TASK GOAL: Below are the records; collect from them each line containing the string "RUNNING".

====== INFORMATION PROVIDED

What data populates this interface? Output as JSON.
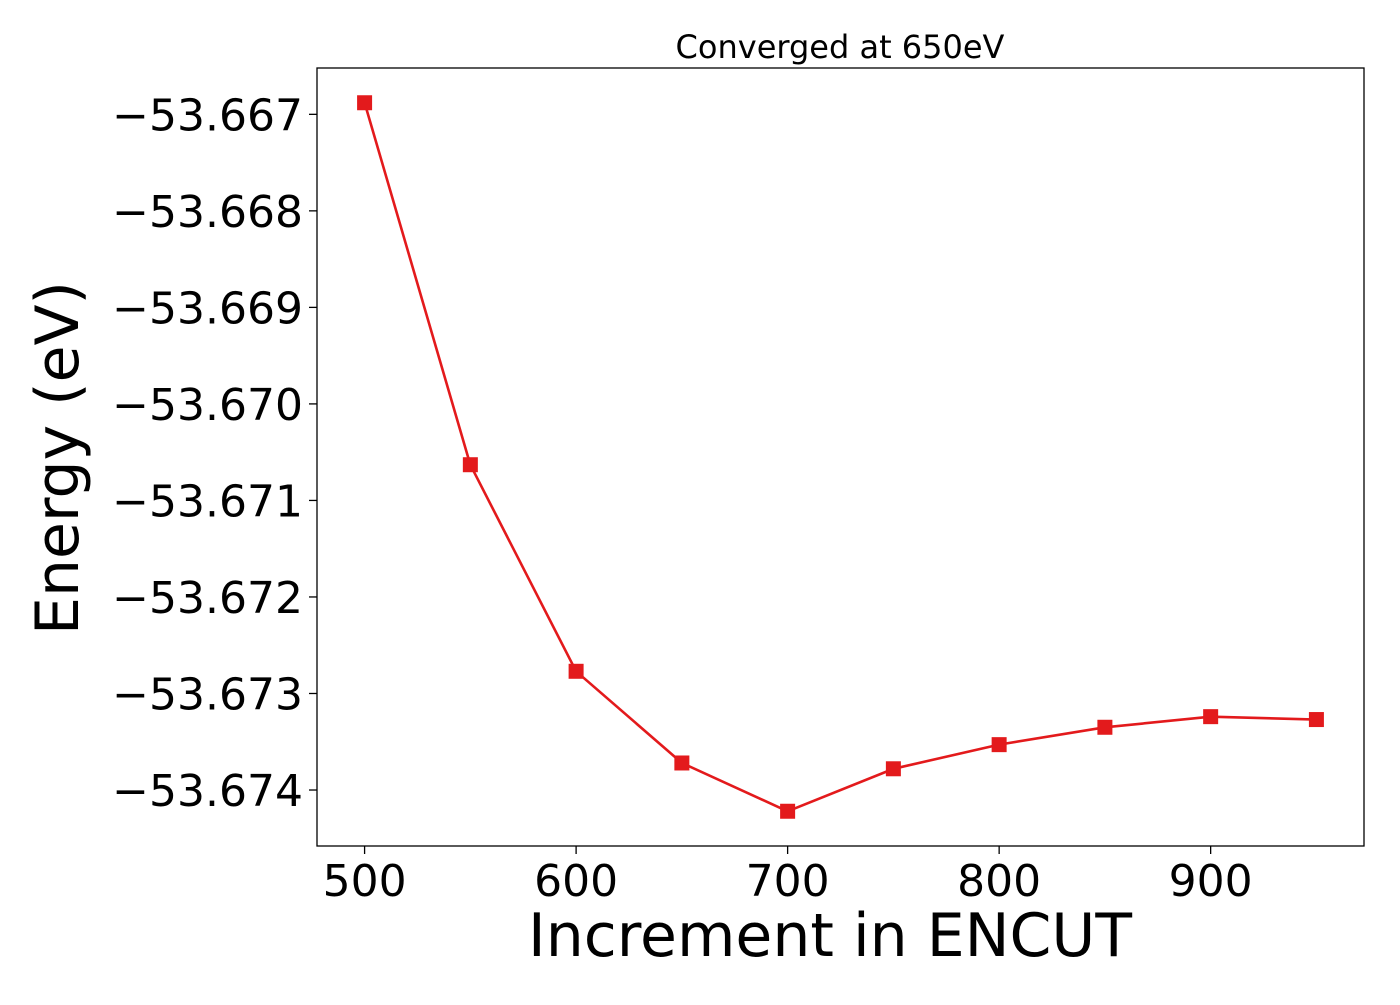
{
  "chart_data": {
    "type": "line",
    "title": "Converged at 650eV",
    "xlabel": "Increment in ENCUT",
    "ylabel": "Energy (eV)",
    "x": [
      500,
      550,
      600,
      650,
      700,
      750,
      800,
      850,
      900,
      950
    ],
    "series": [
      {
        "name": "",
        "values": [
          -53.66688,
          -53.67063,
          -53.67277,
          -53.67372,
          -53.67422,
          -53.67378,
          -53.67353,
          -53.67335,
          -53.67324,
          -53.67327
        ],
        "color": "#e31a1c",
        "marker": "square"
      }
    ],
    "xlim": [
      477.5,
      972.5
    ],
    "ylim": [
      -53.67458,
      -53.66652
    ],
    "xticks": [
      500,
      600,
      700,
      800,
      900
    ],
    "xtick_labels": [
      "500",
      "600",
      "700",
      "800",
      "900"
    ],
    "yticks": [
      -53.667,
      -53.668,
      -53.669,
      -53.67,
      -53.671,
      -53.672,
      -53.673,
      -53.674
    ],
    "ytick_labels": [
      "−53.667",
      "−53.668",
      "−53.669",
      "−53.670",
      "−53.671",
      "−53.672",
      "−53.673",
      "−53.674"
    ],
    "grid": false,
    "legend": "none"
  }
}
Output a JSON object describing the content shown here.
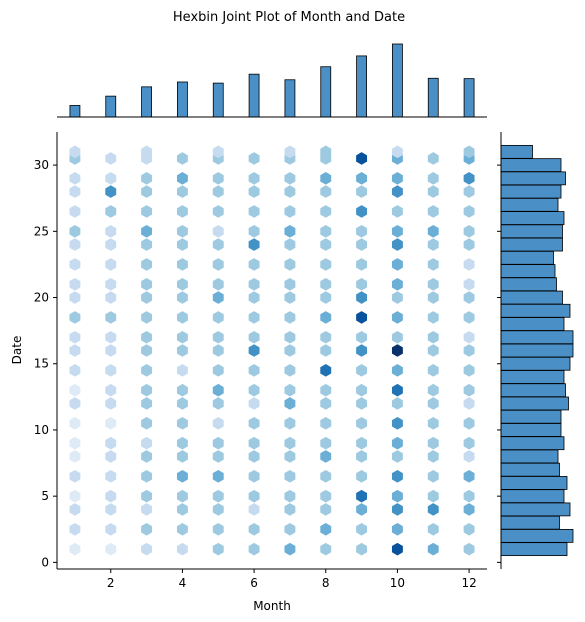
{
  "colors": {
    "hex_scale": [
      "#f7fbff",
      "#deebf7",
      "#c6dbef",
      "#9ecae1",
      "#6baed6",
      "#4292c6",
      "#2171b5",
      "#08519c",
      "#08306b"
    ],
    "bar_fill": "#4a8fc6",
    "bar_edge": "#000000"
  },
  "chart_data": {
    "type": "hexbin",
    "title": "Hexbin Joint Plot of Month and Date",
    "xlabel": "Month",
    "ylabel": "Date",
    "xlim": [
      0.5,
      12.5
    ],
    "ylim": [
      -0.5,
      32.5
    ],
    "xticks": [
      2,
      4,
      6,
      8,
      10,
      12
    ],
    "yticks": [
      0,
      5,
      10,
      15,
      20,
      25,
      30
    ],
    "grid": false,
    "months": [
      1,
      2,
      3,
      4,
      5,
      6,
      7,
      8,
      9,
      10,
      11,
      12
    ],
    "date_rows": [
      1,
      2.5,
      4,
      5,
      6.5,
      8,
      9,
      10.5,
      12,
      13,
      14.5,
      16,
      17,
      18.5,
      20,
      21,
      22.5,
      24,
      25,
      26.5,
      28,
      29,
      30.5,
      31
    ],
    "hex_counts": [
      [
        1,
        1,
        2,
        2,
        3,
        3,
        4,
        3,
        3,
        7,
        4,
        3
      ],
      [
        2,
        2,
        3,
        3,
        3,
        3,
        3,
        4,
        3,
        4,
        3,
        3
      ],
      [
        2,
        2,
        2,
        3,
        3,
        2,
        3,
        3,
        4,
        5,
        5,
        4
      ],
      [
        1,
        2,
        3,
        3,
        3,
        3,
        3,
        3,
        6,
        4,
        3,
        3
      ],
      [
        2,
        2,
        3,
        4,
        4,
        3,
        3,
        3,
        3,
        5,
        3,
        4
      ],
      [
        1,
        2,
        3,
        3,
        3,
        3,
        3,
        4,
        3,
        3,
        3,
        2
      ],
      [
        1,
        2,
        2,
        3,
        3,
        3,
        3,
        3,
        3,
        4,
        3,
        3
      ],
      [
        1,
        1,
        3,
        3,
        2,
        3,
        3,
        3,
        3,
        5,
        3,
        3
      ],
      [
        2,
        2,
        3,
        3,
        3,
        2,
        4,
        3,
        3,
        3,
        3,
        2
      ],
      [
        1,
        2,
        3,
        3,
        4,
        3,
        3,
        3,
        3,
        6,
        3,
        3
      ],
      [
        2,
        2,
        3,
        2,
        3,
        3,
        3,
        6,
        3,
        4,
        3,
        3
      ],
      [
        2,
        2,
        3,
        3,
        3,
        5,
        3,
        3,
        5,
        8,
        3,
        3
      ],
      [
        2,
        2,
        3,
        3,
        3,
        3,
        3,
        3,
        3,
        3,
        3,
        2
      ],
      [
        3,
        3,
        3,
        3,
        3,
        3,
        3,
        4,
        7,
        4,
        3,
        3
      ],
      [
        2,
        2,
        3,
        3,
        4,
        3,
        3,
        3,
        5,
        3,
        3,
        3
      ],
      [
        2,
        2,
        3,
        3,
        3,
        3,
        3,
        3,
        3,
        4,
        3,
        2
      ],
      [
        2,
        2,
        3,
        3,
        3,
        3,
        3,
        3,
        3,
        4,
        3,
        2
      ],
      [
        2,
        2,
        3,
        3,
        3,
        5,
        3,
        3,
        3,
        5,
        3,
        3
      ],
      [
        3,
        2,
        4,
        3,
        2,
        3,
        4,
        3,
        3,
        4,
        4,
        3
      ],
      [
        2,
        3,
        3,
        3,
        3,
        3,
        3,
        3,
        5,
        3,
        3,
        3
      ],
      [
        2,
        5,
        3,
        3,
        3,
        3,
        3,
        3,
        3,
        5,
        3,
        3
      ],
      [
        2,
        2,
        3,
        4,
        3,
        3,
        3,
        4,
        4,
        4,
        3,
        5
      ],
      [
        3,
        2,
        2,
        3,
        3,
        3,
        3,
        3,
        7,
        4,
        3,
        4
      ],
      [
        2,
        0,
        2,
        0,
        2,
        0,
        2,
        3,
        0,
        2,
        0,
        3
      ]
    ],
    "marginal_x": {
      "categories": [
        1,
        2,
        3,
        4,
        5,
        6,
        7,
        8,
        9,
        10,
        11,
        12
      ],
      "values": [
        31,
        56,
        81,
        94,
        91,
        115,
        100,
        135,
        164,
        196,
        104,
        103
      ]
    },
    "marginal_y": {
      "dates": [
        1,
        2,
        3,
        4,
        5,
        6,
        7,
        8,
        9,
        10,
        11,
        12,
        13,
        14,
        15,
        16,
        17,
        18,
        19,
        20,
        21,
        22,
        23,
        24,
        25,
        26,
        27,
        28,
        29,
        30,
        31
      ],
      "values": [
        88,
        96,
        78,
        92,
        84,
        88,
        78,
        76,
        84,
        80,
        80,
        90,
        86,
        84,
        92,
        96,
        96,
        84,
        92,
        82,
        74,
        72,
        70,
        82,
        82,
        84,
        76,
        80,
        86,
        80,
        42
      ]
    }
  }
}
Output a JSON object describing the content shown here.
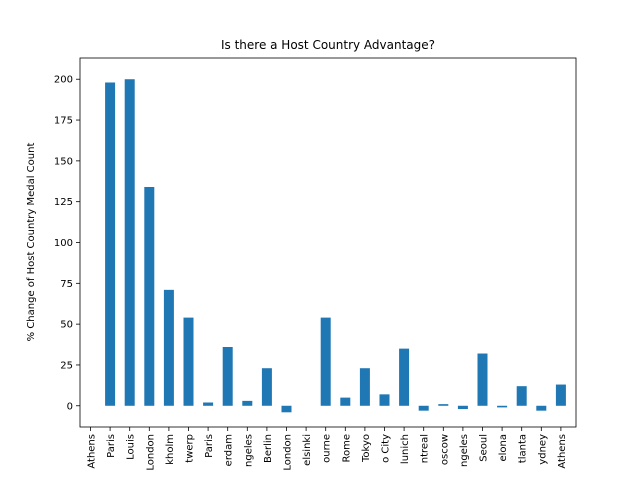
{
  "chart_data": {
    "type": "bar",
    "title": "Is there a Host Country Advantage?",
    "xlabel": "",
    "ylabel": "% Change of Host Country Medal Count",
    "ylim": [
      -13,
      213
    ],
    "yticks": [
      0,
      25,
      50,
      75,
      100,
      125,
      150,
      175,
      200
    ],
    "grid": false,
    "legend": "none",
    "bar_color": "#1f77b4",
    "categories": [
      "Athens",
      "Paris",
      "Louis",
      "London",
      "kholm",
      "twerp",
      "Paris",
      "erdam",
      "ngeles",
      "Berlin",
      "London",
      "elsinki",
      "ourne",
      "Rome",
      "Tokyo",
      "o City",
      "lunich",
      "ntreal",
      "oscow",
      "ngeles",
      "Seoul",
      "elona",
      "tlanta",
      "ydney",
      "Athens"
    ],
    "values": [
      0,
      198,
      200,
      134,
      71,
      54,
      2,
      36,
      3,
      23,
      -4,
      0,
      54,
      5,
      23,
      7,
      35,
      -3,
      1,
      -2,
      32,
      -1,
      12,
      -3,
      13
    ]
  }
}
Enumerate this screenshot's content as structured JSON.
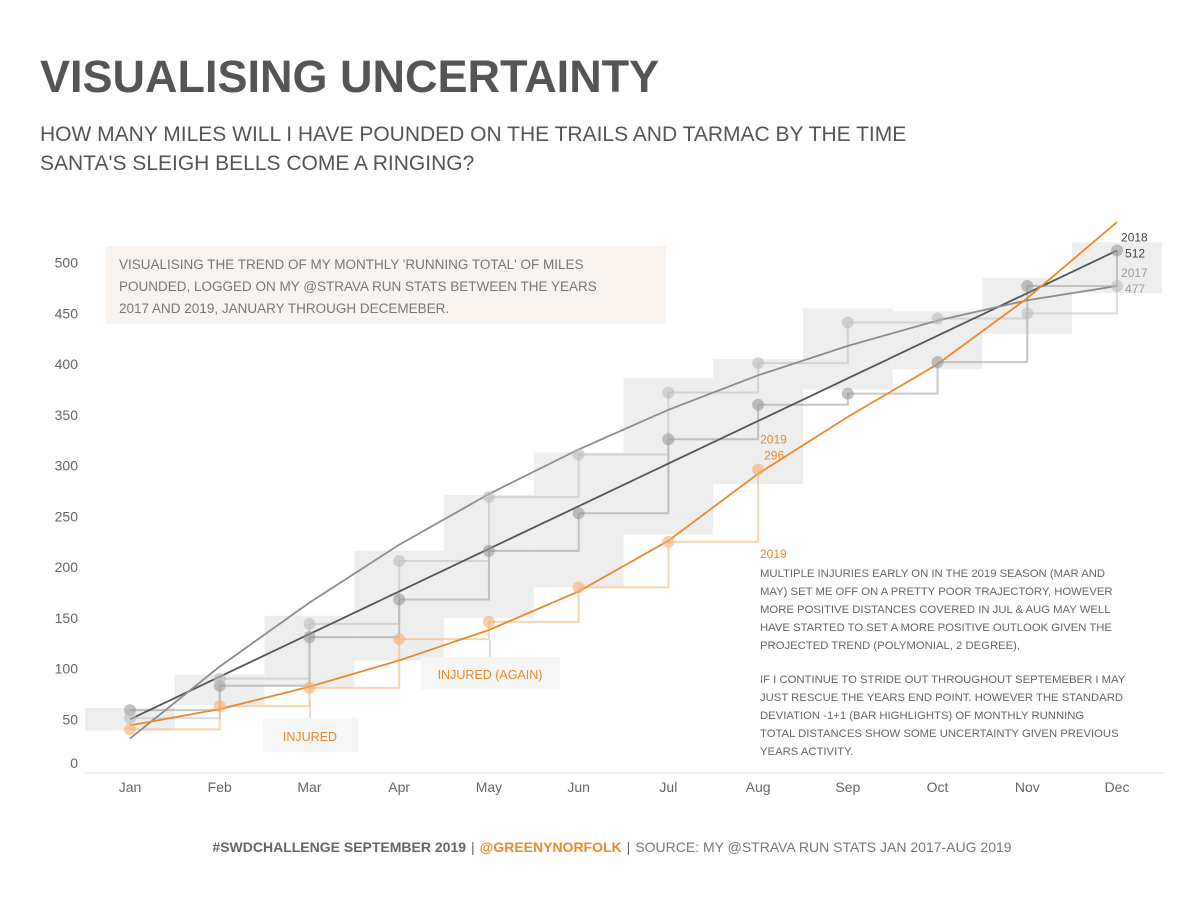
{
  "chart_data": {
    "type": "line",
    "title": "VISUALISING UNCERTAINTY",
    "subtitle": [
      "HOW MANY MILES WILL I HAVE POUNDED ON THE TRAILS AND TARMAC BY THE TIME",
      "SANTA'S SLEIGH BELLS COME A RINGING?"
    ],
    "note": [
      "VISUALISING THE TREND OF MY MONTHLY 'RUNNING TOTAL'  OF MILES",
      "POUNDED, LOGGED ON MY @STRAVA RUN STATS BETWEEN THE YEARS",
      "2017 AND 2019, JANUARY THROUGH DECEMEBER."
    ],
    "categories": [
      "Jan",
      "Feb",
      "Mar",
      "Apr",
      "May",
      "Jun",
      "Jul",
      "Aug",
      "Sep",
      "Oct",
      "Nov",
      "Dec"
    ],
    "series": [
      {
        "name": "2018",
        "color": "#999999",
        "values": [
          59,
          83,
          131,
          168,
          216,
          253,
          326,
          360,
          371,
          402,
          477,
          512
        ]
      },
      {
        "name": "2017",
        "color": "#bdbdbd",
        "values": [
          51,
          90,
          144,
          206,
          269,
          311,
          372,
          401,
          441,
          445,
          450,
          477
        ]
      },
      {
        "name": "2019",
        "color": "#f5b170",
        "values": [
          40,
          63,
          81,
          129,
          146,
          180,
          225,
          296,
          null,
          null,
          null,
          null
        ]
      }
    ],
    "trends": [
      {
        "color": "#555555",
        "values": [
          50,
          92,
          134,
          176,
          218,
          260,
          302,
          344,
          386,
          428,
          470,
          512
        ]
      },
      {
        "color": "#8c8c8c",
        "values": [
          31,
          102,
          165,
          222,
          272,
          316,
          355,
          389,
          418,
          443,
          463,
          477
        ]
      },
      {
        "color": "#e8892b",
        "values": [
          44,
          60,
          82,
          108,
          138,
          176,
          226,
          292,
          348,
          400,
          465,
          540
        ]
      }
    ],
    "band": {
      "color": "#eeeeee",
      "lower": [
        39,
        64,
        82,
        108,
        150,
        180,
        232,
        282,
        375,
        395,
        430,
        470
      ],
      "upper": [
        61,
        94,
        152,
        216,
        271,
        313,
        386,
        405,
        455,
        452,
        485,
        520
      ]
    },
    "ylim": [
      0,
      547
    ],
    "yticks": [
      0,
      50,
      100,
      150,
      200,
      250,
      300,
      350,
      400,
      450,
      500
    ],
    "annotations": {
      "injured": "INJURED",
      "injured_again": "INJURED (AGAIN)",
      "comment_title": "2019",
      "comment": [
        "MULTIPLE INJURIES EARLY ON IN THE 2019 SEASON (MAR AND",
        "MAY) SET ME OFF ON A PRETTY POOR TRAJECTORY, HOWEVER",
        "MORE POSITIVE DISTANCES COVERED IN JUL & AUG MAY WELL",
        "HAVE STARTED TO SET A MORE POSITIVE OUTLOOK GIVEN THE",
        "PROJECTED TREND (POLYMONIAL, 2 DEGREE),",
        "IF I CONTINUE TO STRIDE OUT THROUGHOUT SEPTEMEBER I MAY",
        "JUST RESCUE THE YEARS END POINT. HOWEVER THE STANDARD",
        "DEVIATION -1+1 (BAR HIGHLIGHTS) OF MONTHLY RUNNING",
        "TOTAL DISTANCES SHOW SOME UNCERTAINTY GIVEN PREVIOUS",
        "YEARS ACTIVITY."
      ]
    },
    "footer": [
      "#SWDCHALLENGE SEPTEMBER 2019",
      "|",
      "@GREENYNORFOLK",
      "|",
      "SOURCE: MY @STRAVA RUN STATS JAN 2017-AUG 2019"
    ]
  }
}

============

ANSWER IN FULL:
      "VISUALISING THE TREND OF MY MONTHLY 'RUNNING TOTAL'  OF MILES",
        "DEVIATION -1+1 (BAR HIGHLIGHTS) OF MONTHLY RUNNING",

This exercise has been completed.